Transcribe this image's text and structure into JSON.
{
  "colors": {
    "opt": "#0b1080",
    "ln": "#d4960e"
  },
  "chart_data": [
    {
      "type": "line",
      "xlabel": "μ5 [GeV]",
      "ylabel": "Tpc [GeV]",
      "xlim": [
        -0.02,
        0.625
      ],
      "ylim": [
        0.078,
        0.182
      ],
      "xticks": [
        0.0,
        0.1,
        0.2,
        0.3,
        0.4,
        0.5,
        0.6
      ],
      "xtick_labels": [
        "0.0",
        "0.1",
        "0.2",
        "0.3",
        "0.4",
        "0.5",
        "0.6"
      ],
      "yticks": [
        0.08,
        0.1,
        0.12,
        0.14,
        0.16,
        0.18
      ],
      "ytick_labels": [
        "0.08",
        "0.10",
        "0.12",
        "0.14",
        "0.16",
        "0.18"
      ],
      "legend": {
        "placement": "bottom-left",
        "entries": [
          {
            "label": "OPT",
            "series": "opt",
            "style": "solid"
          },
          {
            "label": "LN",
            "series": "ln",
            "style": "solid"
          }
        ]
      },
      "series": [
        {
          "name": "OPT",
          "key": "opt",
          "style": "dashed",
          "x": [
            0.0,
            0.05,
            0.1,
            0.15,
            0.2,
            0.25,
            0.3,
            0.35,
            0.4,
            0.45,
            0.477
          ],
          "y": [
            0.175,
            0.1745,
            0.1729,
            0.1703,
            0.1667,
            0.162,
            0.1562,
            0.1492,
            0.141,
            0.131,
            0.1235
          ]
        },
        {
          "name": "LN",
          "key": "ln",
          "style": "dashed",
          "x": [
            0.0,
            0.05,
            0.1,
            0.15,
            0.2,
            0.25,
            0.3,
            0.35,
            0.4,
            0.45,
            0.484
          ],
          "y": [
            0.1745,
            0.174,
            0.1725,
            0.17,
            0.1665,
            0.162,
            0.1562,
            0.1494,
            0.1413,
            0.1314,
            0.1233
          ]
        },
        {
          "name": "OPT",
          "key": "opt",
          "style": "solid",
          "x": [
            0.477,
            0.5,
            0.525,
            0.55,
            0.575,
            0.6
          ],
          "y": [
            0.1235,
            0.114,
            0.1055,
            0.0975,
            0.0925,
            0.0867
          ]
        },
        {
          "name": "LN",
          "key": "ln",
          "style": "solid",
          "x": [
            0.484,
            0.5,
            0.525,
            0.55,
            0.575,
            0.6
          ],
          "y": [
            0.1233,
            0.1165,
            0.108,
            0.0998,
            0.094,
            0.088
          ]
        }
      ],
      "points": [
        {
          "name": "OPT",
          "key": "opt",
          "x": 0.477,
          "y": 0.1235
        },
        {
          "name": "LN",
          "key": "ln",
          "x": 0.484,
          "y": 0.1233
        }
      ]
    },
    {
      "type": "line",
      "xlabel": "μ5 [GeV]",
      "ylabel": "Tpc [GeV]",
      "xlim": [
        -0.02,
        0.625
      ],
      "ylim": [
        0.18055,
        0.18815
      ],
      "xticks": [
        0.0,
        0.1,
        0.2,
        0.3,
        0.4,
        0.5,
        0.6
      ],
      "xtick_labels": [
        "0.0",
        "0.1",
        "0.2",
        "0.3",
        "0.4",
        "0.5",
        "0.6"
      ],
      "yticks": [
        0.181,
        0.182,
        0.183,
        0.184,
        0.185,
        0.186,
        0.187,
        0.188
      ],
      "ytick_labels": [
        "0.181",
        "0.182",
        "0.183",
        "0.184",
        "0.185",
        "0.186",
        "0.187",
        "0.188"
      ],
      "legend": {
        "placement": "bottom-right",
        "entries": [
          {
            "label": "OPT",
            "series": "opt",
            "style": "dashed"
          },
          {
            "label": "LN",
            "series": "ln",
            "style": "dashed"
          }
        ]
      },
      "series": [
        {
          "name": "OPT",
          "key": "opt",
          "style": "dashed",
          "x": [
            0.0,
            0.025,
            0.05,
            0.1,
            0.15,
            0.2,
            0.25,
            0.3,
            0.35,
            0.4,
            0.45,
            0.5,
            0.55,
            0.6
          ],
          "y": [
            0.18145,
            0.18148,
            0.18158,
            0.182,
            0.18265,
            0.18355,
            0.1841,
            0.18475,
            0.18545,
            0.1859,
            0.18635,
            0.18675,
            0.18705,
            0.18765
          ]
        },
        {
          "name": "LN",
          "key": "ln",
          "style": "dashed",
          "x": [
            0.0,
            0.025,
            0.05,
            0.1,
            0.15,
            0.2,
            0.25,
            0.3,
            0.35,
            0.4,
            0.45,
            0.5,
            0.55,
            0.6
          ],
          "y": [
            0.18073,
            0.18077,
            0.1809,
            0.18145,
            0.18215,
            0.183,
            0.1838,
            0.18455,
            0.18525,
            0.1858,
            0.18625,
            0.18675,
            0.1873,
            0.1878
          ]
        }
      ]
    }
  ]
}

□ □ □

[PROMPT] In this exercise, repeat all entries exactly.

[SOLUTION TO THIS PROBLEM]
Transcribe this image's text and structure into JSON.
{
  "colors": {
    "opt": "#0b1080",
    "ln": "#d4960e"
  },
  "chart_data": [
    {
      "type": "line",
      "xlabel": "μ5 [GeV]",
      "ylabel": "Tpc [GeV]",
      "xlim": [
        -0.02,
        0.625
      ],
      "ylim": [
        0.078,
        0.182
      ],
      "xticks": [
        0.0,
        0.1,
        0.2,
        0.3,
        0.4,
        0.5,
        0.6
      ],
      "xtick_labels": [
        "0.0",
        "0.1",
        "0.2",
        "0.3",
        "0.4",
        "0.5",
        "0.6"
      ],
      "yticks": [
        0.08,
        0.1,
        0.12,
        0.14,
        0.16,
        0.18
      ],
      "ytick_labels": [
        "0.08",
        "0.10",
        "0.12",
        "0.14",
        "0.16",
        "0.18"
      ],
      "legend": {
        "placement": "bottom-left",
        "entries": [
          {
            "label": "OPT",
            "series": "opt",
            "style": "solid"
          },
          {
            "label": "LN",
            "series": "ln",
            "style": "solid"
          }
        ]
      },
      "series": [
        {
          "name": "OPT",
          "key": "opt",
          "style": "dashed",
          "x": [
            0.0,
            0.05,
            0.1,
            0.15,
            0.2,
            0.25,
            0.3,
            0.35,
            0.4,
            0.45,
            0.477
          ],
          "y": [
            0.175,
            0.1745,
            0.1729,
            0.1703,
            0.1667,
            0.162,
            0.1562,
            0.1492,
            0.141,
            0.131,
            0.1235
          ]
        },
        {
          "name": "LN",
          "key": "ln",
          "style": "dashed",
          "x": [
            0.0,
            0.05,
            0.1,
            0.15,
            0.2,
            0.25,
            0.3,
            0.35,
            0.4,
            0.45,
            0.484
          ],
          "y": [
            0.1745,
            0.174,
            0.1725,
            0.17,
            0.1665,
            0.162,
            0.1562,
            0.1494,
            0.1413,
            0.1314,
            0.1233
          ]
        },
        {
          "name": "OPT",
          "key": "opt",
          "style": "solid",
          "x": [
            0.477,
            0.5,
            0.525,
            0.55,
            0.575,
            0.6
          ],
          "y": [
            0.1235,
            0.114,
            0.1055,
            0.0975,
            0.0925,
            0.0867
          ]
        },
        {
          "name": "LN",
          "key": "ln",
          "style": "solid",
          "x": [
            0.484,
            0.5,
            0.525,
            0.55,
            0.575,
            0.6
          ],
          "y": [
            0.1233,
            0.1165,
            0.108,
            0.0998,
            0.094,
            0.088
          ]
        }
      ],
      "points": [
        {
          "name": "OPT",
          "key": "opt",
          "x": 0.477,
          "y": 0.1235
        },
        {
          "name": "LN",
          "key": "ln",
          "x": 0.484,
          "y": 0.1233
        }
      ]
    },
    {
      "type": "line",
      "xlabel": "μ5 [GeV]",
      "ylabel": "Tpc [GeV]",
      "xlim": [
        -0.02,
        0.625
      ],
      "ylim": [
        0.18055,
        0.18815
      ],
      "xticks": [
        0.0,
        0.1,
        0.2,
        0.3,
        0.4,
        0.5,
        0.6
      ],
      "xtick_labels": [
        "0.0",
        "0.1",
        "0.2",
        "0.3",
        "0.4",
        "0.5",
        "0.6"
      ],
      "yticks": [
        0.181,
        0.182,
        0.183,
        0.184,
        0.185,
        0.186,
        0.187,
        0.188
      ],
      "ytick_labels": [
        "0.181",
        "0.182",
        "0.183",
        "0.184",
        "0.185",
        "0.186",
        "0.187",
        "0.188"
      ],
      "legend": {
        "placement": "bottom-right",
        "entries": [
          {
            "label": "OPT",
            "series": "opt",
            "style": "dashed"
          },
          {
            "label": "LN",
            "series": "ln",
            "style": "dashed"
          }
        ]
      },
      "series": [
        {
          "name": "OPT",
          "key": "opt",
          "style": "dashed",
          "x": [
            0.0,
            0.025,
            0.05,
            0.1,
            0.15,
            0.2,
            0.25,
            0.3,
            0.35,
            0.4,
            0.45,
            0.5,
            0.55,
            0.6
          ],
          "y": [
            0.18145,
            0.18148,
            0.18158,
            0.182,
            0.18265,
            0.18355,
            0.1841,
            0.18475,
            0.18545,
            0.1859,
            0.18635,
            0.18675,
            0.18705,
            0.18765
          ]
        },
        {
          "name": "LN",
          "key": "ln",
          "style": "dashed",
          "x": [
            0.0,
            0.025,
            0.05,
            0.1,
            0.15,
            0.2,
            0.25,
            0.3,
            0.35,
            0.4,
            0.45,
            0.5,
            0.55,
            0.6
          ],
          "y": [
            0.18073,
            0.18077,
            0.1809,
            0.18145,
            0.18215,
            0.183,
            0.1838,
            0.18455,
            0.18525,
            0.1858,
            0.18625,
            0.18675,
            0.1873,
            0.1878
          ]
        }
      ]
    }
  ]
}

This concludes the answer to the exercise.